Instruction -> Please copy every line of the data below character for character, changing nothing.

##### Data in this exercise #####

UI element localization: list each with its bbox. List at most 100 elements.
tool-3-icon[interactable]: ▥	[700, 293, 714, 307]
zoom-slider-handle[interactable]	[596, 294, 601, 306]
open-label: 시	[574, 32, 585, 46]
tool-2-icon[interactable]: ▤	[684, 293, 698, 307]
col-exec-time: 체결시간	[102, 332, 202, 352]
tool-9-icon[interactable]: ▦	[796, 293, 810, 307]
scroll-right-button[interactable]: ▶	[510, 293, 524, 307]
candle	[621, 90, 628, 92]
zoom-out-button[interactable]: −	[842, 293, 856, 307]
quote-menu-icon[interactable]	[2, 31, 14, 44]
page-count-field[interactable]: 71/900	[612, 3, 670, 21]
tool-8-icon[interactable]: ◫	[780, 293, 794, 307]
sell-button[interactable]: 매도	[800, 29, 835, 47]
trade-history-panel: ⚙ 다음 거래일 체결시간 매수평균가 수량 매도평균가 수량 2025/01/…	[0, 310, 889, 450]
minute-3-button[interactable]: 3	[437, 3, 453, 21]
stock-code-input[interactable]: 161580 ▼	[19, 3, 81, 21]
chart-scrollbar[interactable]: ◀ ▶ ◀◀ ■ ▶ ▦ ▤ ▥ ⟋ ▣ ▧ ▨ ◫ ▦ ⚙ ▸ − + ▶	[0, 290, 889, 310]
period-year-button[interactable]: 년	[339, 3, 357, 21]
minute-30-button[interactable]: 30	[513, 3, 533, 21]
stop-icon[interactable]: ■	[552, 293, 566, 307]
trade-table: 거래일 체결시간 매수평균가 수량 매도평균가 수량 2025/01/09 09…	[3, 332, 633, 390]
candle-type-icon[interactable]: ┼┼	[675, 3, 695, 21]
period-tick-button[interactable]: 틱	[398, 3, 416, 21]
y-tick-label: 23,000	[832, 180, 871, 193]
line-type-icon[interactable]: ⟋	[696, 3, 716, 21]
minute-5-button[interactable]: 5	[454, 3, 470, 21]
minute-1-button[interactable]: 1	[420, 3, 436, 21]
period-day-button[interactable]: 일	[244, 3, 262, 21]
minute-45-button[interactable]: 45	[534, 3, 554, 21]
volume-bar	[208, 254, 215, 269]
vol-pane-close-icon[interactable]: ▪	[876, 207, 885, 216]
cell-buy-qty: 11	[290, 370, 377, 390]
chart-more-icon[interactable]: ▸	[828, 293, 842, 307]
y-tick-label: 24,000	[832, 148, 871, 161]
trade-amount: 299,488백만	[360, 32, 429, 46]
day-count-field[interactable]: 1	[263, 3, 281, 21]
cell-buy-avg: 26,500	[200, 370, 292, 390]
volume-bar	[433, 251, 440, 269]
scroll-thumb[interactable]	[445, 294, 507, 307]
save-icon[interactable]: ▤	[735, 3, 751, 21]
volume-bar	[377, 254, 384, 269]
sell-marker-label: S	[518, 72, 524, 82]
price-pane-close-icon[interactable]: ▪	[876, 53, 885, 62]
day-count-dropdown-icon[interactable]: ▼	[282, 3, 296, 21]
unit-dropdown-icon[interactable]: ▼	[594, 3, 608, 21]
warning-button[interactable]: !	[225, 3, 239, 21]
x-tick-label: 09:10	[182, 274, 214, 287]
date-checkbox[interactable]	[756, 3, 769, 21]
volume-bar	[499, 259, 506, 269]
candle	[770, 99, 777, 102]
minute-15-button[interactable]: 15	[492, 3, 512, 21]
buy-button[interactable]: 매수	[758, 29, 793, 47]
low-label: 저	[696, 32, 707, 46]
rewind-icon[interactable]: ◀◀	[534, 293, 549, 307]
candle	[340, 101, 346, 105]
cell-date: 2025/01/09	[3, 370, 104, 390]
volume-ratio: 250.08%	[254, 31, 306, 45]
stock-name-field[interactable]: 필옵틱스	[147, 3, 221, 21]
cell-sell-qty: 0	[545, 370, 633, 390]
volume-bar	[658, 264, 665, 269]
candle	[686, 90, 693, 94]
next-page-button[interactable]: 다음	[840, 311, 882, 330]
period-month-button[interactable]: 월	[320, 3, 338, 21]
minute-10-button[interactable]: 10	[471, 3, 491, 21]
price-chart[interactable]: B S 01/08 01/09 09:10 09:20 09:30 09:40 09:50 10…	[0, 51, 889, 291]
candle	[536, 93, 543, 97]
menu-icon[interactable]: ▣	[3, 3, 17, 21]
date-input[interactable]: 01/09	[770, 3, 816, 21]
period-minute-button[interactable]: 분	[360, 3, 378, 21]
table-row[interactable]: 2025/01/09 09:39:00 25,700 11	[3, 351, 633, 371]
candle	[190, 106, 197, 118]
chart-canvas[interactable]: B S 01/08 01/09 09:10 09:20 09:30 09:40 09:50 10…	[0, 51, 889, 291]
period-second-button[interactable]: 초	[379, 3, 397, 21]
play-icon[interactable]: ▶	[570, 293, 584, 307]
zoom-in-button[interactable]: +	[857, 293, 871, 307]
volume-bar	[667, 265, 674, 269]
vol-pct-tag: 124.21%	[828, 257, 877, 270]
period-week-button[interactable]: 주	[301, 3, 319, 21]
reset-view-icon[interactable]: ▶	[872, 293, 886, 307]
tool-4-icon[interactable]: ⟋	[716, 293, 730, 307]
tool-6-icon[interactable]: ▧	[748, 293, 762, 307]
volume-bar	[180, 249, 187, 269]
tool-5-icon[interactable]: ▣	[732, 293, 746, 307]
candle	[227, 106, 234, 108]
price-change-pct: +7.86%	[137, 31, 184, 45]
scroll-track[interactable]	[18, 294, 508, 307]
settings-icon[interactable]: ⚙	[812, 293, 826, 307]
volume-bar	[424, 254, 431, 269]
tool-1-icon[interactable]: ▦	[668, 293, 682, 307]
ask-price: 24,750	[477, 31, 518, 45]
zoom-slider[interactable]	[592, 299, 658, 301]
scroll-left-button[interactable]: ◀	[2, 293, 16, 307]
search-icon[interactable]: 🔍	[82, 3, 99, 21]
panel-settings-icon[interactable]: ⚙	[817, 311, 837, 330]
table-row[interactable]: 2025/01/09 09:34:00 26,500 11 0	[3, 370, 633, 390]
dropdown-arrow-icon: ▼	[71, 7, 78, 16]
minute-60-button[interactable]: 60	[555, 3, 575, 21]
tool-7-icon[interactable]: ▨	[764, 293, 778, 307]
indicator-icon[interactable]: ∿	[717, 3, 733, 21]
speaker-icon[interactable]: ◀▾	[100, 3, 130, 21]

#####

Correct answer ->
UI element localization: list each with its bbox. List at most 100 elements.
tool-3-icon[interactable]: ▥	[700, 293, 714, 307]
zoom-slider-handle[interactable]	[596, 294, 601, 306]
open-label: 시	[574, 32, 585, 46]
tool-2-icon[interactable]: ▤	[684, 293, 698, 307]
col-exec-time: 체결시간	[102, 332, 202, 352]
tool-9-icon[interactable]: ▦	[796, 293, 810, 307]
scroll-right-button[interactable]: ▶	[510, 293, 524, 307]
candle	[621, 90, 628, 92]
zoom-out-button[interactable]: −	[842, 293, 856, 307]
quote-menu-icon[interactable]	[2, 31, 14, 44]
page-count-field[interactable]: 71/900	[612, 3, 670, 21]
tool-8-icon[interactable]: ◫	[780, 293, 794, 307]
sell-button[interactable]: 매도	[800, 29, 835, 47]
trade-history-panel: ⚙ 다음 거래일 체결시간 매수평균가 수량 매도평균가 수량 2025/01/…	[0, 310, 889, 450]
minute-3-button[interactable]: 3	[437, 3, 453, 21]
stock-code-input[interactable]: 161580 ▼	[19, 3, 81, 21]
chart-scrollbar[interactable]: ◀ ▶ ◀◀ ■ ▶ ▦ ▤ ▥ ⟋ ▣ ▧ ▨ ◫ ▦ ⚙ ▸ − + ▶	[0, 290, 889, 310]
period-year-button[interactable]: 년	[339, 3, 357, 21]
minute-30-button[interactable]: 30	[513, 3, 533, 21]
stop-icon[interactable]: ■	[552, 293, 566, 307]
trade-table: 거래일 체결시간 매수평균가 수량 매도평균가 수량 2025/01/09 09…	[3, 332, 633, 390]
candle-type-icon[interactable]: ┼┼	[675, 3, 695, 21]
period-tick-button[interactable]: 틱	[398, 3, 416, 21]
y-tick-label: 23,000	[832, 180, 871, 193]
line-type-icon[interactable]: ⟋	[696, 3, 716, 21]
minute-5-button[interactable]: 5	[454, 3, 470, 21]
minute-1-button[interactable]: 1	[420, 3, 436, 21]
period-day-button[interactable]: 일	[244, 3, 262, 21]
minute-45-button[interactable]: 45	[534, 3, 554, 21]
volume-bar	[208, 254, 215, 269]
vol-pane-close-icon[interactable]: ▪	[876, 207, 885, 216]
cell-buy-qty: 11	[290, 370, 377, 390]
chart-more-icon[interactable]: ▸	[828, 293, 842, 307]
y-tick-label: 24,000	[832, 148, 871, 161]
trade-amount: 299,488백만	[360, 32, 429, 46]
day-count-field[interactable]: 1	[263, 3, 281, 21]
cell-buy-avg: 26,500	[200, 370, 292, 390]
volume-bar	[433, 251, 440, 269]
scroll-thumb[interactable]	[445, 294, 507, 307]
save-icon[interactable]: ▤	[735, 3, 751, 21]
volume-bar	[377, 254, 384, 269]
sell-marker-label: S	[518, 72, 524, 82]
price-pane-close-icon[interactable]: ▪	[876, 53, 885, 62]
day-count-dropdown-icon[interactable]: ▼	[282, 3, 296, 21]
unit-dropdown-icon[interactable]: ▼	[594, 3, 608, 21]
warning-button[interactable]: !	[225, 3, 239, 21]
x-tick-label: 09:10	[182, 274, 214, 287]
date-checkbox[interactable]	[756, 3, 769, 21]
volume-bar	[499, 259, 506, 269]
candle	[770, 99, 777, 102]
minute-15-button[interactable]: 15	[492, 3, 512, 21]
buy-button[interactable]: 매수	[758, 29, 793, 47]
low-label: 저	[696, 32, 707, 46]
rewind-icon[interactable]: ◀◀	[534, 293, 549, 307]
candle	[340, 101, 346, 105]
cell-date: 2025/01/09	[3, 370, 104, 390]
volume-ratio: 250.08%	[254, 31, 306, 45]
stock-name-field[interactable]: 필옵틱스	[147, 3, 221, 21]
cell-sell-qty: 0	[545, 370, 633, 390]
volume-bar	[658, 264, 665, 269]
candle	[686, 90, 693, 94]
next-page-button[interactable]: 다음	[840, 311, 882, 330]
period-month-button[interactable]: 월	[320, 3, 338, 21]
minute-10-button[interactable]: 10	[471, 3, 491, 21]
price-chart[interactable]: B S 01/08 01/09 09:10 09:20 09:30 09:40 09:50 10…	[0, 51, 889, 291]
candle	[536, 93, 543, 97]
menu-icon[interactable]: ▣	[3, 3, 17, 21]
date-input[interactable]: 01/09	[770, 3, 816, 21]
period-minute-button[interactable]: 분	[360, 3, 378, 21]
table-row[interactable]: 2025/01/09 09:39:00 25,700 11	[3, 351, 633, 371]
candle	[190, 106, 197, 118]
chart-canvas[interactable]: B S 01/08 01/09 09:10 09:20 09:30 09:40 09:50 10…	[0, 51, 889, 291]
period-second-button[interactable]: 초	[379, 3, 397, 21]
play-icon[interactable]: ▶	[570, 293, 584, 307]
zoom-in-button[interactable]: +	[857, 293, 871, 307]
volume-bar	[667, 265, 674, 269]
vol-pct-tag: 124.21%	[828, 257, 877, 270]
period-week-button[interactable]: 주	[301, 3, 319, 21]
reset-view-icon[interactable]: ▶	[872, 293, 886, 307]
tool-4-icon[interactable]: ⟋	[716, 293, 730, 307]
tool-6-icon[interactable]: ▧	[748, 293, 762, 307]
volume-bar	[180, 249, 187, 269]
tool-5-icon[interactable]: ▣	[732, 293, 746, 307]
candle	[227, 106, 234, 108]
price-change-pct: +7.86%	[137, 31, 184, 45]
scroll-track[interactable]	[18, 294, 508, 307]
settings-icon[interactable]: ⚙	[812, 293, 826, 307]
volume-bar	[424, 254, 431, 269]
tool-1-icon[interactable]: ▦	[668, 293, 682, 307]
ask-price: 24,750	[477, 31, 518, 45]
zoom-slider[interactable]	[592, 299, 658, 301]
scroll-left-button[interactable]: ◀	[2, 293, 16, 307]
search-icon[interactable]: 🔍	[82, 3, 99, 21]
panel-settings-icon[interactable]: ⚙	[817, 311, 837, 330]
table-row[interactable]: 2025/01/09 09:34:00 26,500 11 0	[3, 370, 633, 390]
dropdown-arrow-icon: ▼	[71, 7, 78, 16]
minute-60-button[interactable]: 60	[555, 3, 575, 21]
tool-7-icon[interactable]: ▨	[764, 293, 778, 307]
indicator-icon[interactable]: ∿	[717, 3, 733, 21]
speaker-icon[interactable]: ◀▾	[100, 3, 130, 21]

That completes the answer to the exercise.